**What you are asked to do:**
Only the number is wanted: how many lines of the data contain "正好平均分给"?
********************
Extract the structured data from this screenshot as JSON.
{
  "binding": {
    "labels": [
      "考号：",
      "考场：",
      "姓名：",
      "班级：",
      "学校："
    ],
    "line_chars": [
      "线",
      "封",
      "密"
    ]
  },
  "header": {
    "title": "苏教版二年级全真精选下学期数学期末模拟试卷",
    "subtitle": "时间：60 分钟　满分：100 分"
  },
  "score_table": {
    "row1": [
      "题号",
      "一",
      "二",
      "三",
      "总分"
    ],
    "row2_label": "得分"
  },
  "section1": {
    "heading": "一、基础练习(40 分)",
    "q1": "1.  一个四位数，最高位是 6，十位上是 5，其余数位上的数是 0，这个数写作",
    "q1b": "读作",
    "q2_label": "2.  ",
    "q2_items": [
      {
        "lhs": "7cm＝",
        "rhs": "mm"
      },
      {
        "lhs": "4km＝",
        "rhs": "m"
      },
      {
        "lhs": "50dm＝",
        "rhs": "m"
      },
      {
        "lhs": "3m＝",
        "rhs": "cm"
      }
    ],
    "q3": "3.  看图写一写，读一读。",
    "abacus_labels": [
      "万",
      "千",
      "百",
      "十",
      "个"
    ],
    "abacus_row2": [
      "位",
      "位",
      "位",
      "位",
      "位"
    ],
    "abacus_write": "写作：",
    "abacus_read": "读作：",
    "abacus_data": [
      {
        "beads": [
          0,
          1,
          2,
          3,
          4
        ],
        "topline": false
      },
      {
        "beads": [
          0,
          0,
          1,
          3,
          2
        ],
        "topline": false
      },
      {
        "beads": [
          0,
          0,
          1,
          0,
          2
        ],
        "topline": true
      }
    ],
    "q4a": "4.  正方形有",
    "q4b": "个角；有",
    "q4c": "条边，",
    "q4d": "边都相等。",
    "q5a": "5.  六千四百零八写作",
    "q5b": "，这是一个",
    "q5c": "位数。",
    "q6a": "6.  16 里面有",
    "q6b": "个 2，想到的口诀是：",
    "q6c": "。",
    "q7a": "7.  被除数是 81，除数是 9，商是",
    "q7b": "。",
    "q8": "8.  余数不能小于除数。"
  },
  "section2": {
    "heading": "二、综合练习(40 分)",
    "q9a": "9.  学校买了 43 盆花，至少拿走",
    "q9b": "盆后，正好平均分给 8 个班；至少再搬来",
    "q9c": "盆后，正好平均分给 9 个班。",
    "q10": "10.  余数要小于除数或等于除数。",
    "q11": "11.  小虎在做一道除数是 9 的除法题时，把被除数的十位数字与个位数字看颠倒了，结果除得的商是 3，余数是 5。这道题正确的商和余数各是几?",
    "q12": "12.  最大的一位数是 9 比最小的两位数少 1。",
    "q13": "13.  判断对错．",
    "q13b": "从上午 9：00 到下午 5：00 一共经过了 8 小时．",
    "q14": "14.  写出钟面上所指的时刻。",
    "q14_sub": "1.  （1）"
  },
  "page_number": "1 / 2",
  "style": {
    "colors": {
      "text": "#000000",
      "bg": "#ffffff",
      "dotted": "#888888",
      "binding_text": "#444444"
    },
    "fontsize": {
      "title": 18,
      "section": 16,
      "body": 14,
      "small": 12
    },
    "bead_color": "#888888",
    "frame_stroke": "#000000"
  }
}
********************
**Answer below:**
2